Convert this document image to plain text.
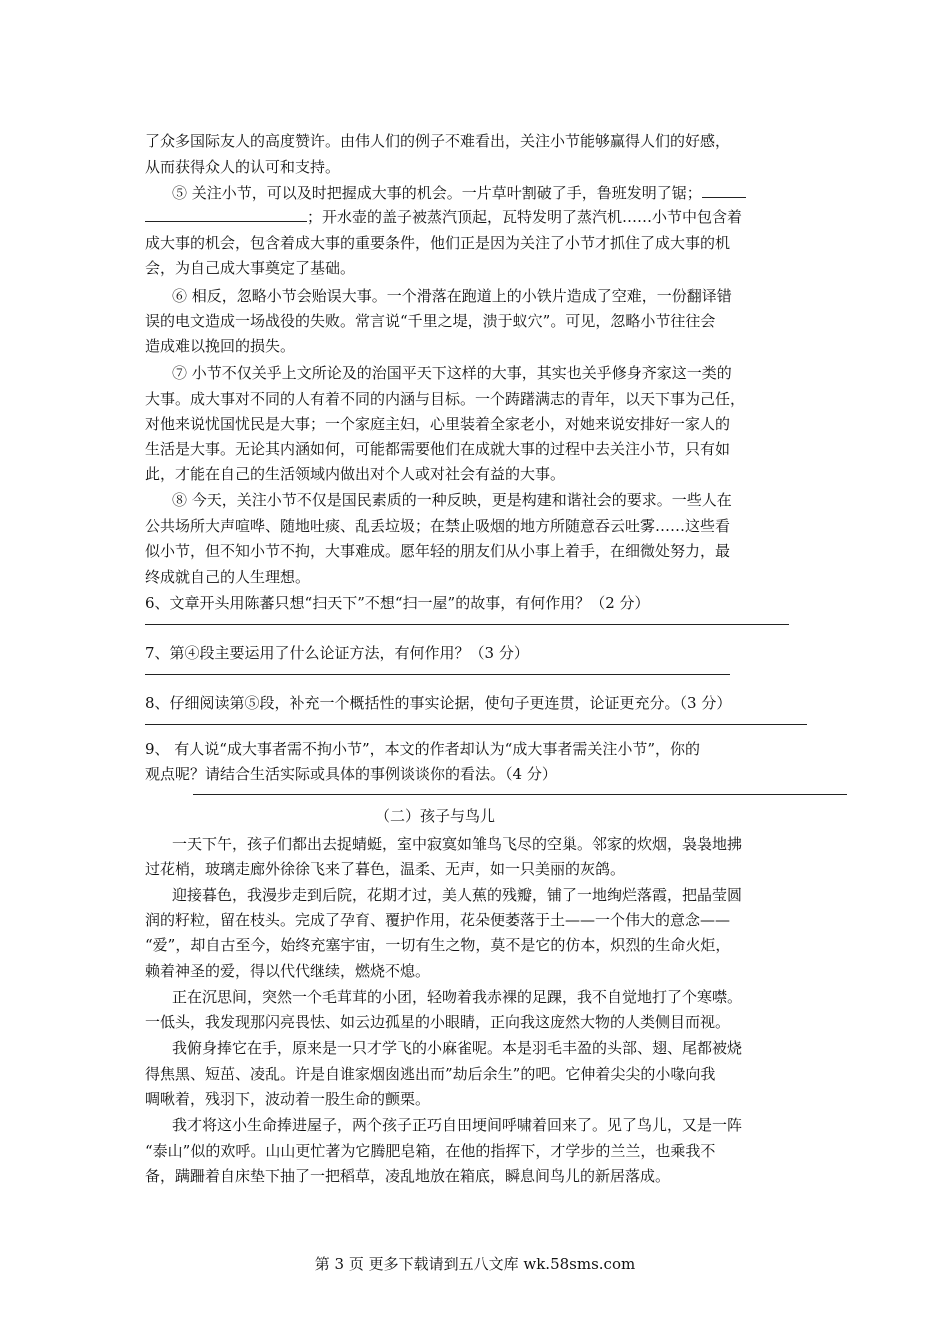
了众多国际友人的高度赞许。由伟人们的例子不难看出，关注小节能够赢得人们的好感，
从而获得众人的认可和支持。
⑤ 关注小节，可以及时把握成大事的机会。一片草叶割破了手，鲁班发明了锯；
；开水壶的盖子被蒸汽顶起，瓦特发明了蒸汽机……小节中包含着
成大事的机会，包含着成大事的重要条件，他们正是因为关注了小节才抓住了成大事的机
会，为自己成大事奠定了基础。
⑥ 相反，忽略小节会贻误大事。一个滑落在跑道上的小铁片造成了空难，一份翻译错
误的电文造成一场战役的失败。常言说“千里之堤，溃于蚁穴”。可见，忽略小节往往会
造成难以挽回的损失。
⑦ 小节不仅关乎上文所论及的治国平天下这样的大事，其实也关乎修身齐家这一类的
大事。成大事对不同的人有着不同的内涵与目标。一个踌躇满志的青年，以天下事为己任，
对他来说忧国忧民是大事；一个家庭主妇，心里装着全家老小，对她来说安排好一家人的
生活是大事。无论其内涵如何，可能都需要他们在成就大事的过程中去关注小节，只有如
此，才能在自己的生活领域内做出对个人或对社会有益的大事。
⑧ 今天，关注小节不仅是国民素质的一种反映，更是构建和谐社会的要求。一些人在
公共场所大声喧哗、随地吐痰、乱丢垃圾；在禁止吸烟的地方所随意吞云吐雾……这些看
似小节，但不知小节不拘，大事难成。愿年轻的朋友们从小事上着手，在细微处努力，最
终成就自己的人生理想。
6、文章开头用陈蕃只想“扫天下”不想“扫一屋”的故事，有何作用？（2 分）
7、第④段主要运用了什么论证方法，有何作用？（3 分）
8、仔细阅读第⑤段，补充一个概括性的事实论据，使句子更连贯，论证更充分。（3 分）
9、 有人说“成大事者需不拘小节”，本文的作者却认为“成大事者需关注小节”，你的
观点呢？请结合生活实际或具体的事例谈谈你的看法。（4 分）
（二）孩子与鸟儿
一天下午，孩子们都出去捉蜻蜓，室中寂寞如雏鸟飞尽的空巢。邻家的炊烟，袅袅地拂
过花梢，玻璃走廊外徐徐飞来了暮色，温柔、无声，如一只美丽的灰鸽。
迎接暮色，我漫步走到后院，花期才过，美人蕉的残瓣，铺了一地绚烂落霞，把晶莹圆
润的籽粒，留在枝头。完成了孕育、覆护作用，花朵便萎落于土——一个伟大的意念——
“爱”，却自古至今，始终充塞宇宙，一切有生之物，莫不是它的仿本，炽烈的生命火炬，
赖着神圣的爱，得以代代继续，燃烧不熄。
正在沉思间，突然一个毛茸茸的小团，轻吻着我赤裸的足踝，我不自觉地打了个寒噤。
一低头，我发现那闪亮畏怯、如云边孤星的小眼睛，正向我这庞然大物的人类侧目而视。
我俯身捧它在手，原来是一只才学飞的小麻雀呢。本是羽毛丰盈的头部、翅、尾都被烧
得焦黑、短茁、凌乱。许是自谁家烟囱逃出而”劫后余生”的吧。它伸着尖尖的小喙向我
啁啾着，残羽下，波动着一股生命的颤栗。
我才将这小生命捧进屋子，两个孩子正巧自田埂间呼啸着回来了。见了鸟儿，又是一阵
“泰山”似的欢呼。山山更忙著为它腾肥皂箱，在他的指挥下，才学步的兰兰，也乘我不
备，蹒跚着自床垫下抽了一把稻草，凌乱地放在箱底，瞬息间鸟儿的新居落成。
第 3 页 更多下载请到五八文库 wk.58sms.com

### Problem description:
Transcribe the full listing above exactly, with the images removed.

### Solution:
Convert this document image to plain text.
了众多国际友人的高度赞许。由伟人们的例子不难看出，关注小节能够赢得人们的好感，
从而获得众人的认可和支持。
⑤ 关注小节，可以及时把握成大事的机会。一片草叶割破了手，鲁班发明了锯；
；开水壶的盖子被蒸汽顶起，瓦特发明了蒸汽机……小节中包含着
成大事的机会，包含着成大事的重要条件，他们正是因为关注了小节才抓住了成大事的机
会，为自己成大事奠定了基础。
⑥ 相反，忽略小节会贻误大事。一个滑落在跑道上的小铁片造成了空难，一份翻译错
误的电文造成一场战役的失败。常言说“千里之堤，溃于蚁穴”。可见，忽略小节往往会
造成难以挽回的损失。
⑦ 小节不仅关乎上文所论及的治国平天下这样的大事，其实也关乎修身齐家这一类的
大事。成大事对不同的人有着不同的内涵与目标。一个踌躇满志的青年，以天下事为己任，
对他来说忧国忧民是大事；一个家庭主妇，心里装着全家老小，对她来说安排好一家人的
生活是大事。无论其内涵如何，可能都需要他们在成就大事的过程中去关注小节，只有如
此，才能在自己的生活领域内做出对个人或对社会有益的大事。
⑧ 今天，关注小节不仅是国民素质的一种反映，更是构建和谐社会的要求。一些人在
公共场所大声喧哗、随地吐痰、乱丢垃圾；在禁止吸烟的地方所随意吞云吐雾……这些看
似小节，但不知小节不拘，大事难成。愿年轻的朋友们从小事上着手，在细微处努力，最
终成就自己的人生理想。
6、文章开头用陈蕃只想“扫天下”不想“扫一屋”的故事，有何作用？（2 分）
7、第④段主要运用了什么论证方法，有何作用？（3 分）
8、仔细阅读第⑤段，补充一个概括性的事实论据，使句子更连贯，论证更充分。（3 分）
9、 有人说“成大事者需不拘小节”，本文的作者却认为“成大事者需关注小节”，你的
观点呢？请结合生活实际或具体的事例谈谈你的看法。（4 分）
（二）孩子与鸟儿
一天下午，孩子们都出去捉蜻蜓，室中寂寞如雏鸟飞尽的空巢。邻家的炊烟，袅袅地拂
过花梢，玻璃走廊外徐徐飞来了暮色，温柔、无声，如一只美丽的灰鸽。
迎接暮色，我漫步走到后院，花期才过，美人蕉的残瓣，铺了一地绚烂落霞，把晶莹圆
润的籽粒，留在枝头。完成了孕育、覆护作用，花朵便萎落于土——一个伟大的意念——
“爱”，却自古至今，始终充塞宇宙，一切有生之物，莫不是它的仿本，炽烈的生命火炬，
赖着神圣的爱，得以代代继续，燃烧不熄。
正在沉思间，突然一个毛茸茸的小团，轻吻着我赤裸的足踝，我不自觉地打了个寒噤。
一低头，我发现那闪亮畏怯、如云边孤星的小眼睛，正向我这庞然大物的人类侧目而视。
我俯身捧它在手，原来是一只才学飞的小麻雀呢。本是羽毛丰盈的头部、翅、尾都被烧
得焦黑、短茁、凌乱。许是自谁家烟囱逃出而”劫后余生”的吧。它伸着尖尖的小喙向我
啁啾着，残羽下，波动着一股生命的颤栗。
我才将这小生命捧进屋子，两个孩子正巧自田埂间呼啸着回来了。见了鸟儿，又是一阵
“泰山”似的欢呼。山山更忙著为它腾肥皂箱，在他的指挥下，才学步的兰兰，也乘我不
备，蹒跚着自床垫下抽了一把稻草，凌乱地放在箱底，瞬息间鸟儿的新居落成。
第 3 页 更多下载请到五八文库 wk.58sms.com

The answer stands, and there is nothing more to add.